*OBJECTIVE*
State only how many lines below include the string "Taxes".
***** SUPPLIED RECORDS
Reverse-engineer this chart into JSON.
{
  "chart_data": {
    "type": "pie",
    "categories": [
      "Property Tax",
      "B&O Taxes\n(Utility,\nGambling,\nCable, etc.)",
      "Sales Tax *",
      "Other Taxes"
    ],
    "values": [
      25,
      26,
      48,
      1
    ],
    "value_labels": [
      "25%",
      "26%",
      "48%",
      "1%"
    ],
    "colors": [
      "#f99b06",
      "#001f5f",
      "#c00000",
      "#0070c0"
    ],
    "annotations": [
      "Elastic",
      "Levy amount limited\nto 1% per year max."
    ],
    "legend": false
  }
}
**********
*FINAL RESULT*
2